The problem – Your task is to filter the data below down to the lines holding "size".

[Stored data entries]
···
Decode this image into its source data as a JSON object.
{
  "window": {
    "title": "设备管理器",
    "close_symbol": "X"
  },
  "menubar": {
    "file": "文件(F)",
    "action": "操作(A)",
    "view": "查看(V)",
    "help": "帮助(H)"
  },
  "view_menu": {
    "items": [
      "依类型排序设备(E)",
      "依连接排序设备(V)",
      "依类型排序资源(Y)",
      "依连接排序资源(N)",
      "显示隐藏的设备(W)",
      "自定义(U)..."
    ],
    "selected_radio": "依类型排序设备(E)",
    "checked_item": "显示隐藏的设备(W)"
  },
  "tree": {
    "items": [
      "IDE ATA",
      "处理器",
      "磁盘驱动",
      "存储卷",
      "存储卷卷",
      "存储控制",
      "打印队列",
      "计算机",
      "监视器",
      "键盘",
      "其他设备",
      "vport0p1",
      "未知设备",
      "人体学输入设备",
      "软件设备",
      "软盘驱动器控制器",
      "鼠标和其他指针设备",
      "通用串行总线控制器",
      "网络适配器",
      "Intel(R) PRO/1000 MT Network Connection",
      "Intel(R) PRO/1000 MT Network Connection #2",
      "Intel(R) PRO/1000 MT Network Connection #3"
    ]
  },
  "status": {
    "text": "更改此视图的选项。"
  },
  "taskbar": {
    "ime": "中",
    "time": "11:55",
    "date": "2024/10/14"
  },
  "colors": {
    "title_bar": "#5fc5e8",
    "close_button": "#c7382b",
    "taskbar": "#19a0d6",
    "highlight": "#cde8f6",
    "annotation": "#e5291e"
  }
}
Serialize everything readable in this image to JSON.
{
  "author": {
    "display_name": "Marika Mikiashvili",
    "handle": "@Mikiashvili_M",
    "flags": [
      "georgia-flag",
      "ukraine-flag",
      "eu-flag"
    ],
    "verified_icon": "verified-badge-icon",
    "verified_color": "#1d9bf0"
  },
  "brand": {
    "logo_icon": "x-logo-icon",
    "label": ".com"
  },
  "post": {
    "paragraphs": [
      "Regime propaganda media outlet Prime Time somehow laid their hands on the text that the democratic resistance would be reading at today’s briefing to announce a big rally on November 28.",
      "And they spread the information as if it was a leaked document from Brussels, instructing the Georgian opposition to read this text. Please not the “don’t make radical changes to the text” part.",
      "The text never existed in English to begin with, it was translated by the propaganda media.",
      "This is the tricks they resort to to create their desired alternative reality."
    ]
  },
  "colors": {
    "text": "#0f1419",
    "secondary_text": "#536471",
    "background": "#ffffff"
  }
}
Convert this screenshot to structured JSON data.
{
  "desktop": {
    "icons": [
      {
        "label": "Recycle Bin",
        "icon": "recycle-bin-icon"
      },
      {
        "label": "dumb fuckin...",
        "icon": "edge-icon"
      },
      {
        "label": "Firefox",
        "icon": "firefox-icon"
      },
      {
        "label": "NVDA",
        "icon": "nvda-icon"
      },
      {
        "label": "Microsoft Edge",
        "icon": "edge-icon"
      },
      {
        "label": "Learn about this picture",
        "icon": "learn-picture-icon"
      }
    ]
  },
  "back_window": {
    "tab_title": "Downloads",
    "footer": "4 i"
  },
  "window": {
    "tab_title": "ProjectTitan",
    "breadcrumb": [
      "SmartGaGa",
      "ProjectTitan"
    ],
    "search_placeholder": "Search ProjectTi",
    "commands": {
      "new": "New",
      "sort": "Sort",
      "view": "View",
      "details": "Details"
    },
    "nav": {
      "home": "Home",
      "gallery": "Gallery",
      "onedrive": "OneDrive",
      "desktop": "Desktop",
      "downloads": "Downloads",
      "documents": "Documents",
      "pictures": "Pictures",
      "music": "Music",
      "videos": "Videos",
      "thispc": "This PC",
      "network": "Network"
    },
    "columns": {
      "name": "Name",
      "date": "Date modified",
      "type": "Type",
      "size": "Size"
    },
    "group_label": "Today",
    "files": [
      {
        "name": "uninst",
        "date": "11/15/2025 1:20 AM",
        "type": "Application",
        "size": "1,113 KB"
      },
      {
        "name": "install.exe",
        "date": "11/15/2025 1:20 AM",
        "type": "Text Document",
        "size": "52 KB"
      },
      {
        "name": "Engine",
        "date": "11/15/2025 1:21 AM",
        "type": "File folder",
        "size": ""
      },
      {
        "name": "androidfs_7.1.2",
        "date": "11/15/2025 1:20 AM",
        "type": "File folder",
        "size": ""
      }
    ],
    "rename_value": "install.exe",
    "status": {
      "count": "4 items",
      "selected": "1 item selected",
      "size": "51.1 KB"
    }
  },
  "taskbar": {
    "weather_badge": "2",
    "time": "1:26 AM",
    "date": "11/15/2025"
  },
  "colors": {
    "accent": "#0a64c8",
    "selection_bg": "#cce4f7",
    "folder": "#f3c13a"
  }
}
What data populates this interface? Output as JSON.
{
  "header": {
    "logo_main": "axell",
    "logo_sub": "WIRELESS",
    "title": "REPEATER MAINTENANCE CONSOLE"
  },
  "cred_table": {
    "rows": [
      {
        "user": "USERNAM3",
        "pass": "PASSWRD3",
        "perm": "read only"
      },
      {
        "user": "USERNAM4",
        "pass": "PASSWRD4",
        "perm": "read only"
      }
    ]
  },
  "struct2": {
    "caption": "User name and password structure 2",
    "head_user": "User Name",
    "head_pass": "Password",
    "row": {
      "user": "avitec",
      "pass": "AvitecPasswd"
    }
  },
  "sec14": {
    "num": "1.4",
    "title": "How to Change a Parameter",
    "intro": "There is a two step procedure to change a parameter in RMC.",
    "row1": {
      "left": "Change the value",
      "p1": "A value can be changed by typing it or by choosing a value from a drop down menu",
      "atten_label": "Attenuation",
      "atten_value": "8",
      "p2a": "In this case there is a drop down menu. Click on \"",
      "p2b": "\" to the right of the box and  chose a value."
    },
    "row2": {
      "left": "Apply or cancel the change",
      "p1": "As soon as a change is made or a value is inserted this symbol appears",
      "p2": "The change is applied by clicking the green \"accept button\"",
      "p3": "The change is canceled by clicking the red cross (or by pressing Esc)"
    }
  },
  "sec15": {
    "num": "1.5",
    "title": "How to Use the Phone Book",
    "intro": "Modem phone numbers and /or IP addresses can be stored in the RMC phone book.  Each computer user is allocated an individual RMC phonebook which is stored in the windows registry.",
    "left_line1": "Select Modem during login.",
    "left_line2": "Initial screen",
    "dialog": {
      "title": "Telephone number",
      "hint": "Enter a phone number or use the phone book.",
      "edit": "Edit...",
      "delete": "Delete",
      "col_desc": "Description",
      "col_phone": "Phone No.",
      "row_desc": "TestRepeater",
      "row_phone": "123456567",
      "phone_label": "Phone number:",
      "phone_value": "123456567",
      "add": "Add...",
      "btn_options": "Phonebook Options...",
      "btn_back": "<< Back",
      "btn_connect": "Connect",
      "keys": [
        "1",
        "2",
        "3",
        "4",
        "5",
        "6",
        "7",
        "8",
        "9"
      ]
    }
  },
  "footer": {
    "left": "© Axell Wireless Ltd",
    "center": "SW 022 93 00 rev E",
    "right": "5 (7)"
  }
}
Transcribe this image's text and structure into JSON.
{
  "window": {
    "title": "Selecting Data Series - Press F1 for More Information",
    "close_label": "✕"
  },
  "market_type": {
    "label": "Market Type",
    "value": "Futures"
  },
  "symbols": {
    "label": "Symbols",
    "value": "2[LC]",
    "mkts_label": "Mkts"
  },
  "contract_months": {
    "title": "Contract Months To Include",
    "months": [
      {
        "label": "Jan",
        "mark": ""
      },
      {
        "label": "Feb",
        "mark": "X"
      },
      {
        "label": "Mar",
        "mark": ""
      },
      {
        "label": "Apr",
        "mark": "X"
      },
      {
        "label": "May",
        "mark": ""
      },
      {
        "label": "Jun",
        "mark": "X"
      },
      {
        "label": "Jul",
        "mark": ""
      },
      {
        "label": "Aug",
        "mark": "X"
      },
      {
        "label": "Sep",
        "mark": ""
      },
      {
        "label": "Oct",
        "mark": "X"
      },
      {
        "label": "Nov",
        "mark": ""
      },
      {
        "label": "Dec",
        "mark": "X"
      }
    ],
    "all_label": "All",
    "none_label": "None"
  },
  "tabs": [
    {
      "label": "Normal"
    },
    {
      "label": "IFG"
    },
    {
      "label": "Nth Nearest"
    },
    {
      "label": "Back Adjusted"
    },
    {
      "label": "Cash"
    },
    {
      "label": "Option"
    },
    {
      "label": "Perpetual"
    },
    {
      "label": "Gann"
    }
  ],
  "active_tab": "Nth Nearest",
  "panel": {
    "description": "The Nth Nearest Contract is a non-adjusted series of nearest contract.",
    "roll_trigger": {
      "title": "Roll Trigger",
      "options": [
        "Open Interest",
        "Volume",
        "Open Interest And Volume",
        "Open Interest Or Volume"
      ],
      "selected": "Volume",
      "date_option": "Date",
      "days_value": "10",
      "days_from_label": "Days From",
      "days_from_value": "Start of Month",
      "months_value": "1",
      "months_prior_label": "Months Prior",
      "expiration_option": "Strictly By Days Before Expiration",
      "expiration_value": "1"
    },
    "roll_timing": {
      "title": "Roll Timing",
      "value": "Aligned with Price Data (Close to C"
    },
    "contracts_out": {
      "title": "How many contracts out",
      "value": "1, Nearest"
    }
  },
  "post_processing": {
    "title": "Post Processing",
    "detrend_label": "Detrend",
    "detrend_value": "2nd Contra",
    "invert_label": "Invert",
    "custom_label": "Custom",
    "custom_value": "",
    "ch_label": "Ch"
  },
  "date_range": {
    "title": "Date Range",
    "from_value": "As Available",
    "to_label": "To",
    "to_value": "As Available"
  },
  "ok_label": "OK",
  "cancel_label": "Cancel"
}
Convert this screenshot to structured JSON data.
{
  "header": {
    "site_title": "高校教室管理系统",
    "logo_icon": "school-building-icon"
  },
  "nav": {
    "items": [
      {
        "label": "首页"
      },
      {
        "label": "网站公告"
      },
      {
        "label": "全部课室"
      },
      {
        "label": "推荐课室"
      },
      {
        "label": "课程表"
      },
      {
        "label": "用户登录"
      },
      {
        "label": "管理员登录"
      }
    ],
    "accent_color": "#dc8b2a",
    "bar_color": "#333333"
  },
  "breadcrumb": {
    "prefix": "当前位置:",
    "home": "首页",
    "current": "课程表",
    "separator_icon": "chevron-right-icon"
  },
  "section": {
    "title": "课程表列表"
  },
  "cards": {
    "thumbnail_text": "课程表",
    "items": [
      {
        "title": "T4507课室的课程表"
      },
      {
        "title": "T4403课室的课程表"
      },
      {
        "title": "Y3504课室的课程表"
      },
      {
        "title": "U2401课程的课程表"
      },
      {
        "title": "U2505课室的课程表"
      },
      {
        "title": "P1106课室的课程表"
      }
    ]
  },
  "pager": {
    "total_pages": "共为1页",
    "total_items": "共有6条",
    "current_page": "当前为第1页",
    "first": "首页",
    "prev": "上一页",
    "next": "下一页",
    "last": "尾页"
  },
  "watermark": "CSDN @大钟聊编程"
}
···
Solution for this task –
      "size": "Size"
        "size": "1,113 KB"
        "size": "52 KB"
        "size": ""
        "size": ""
      "size": "51.1 KB"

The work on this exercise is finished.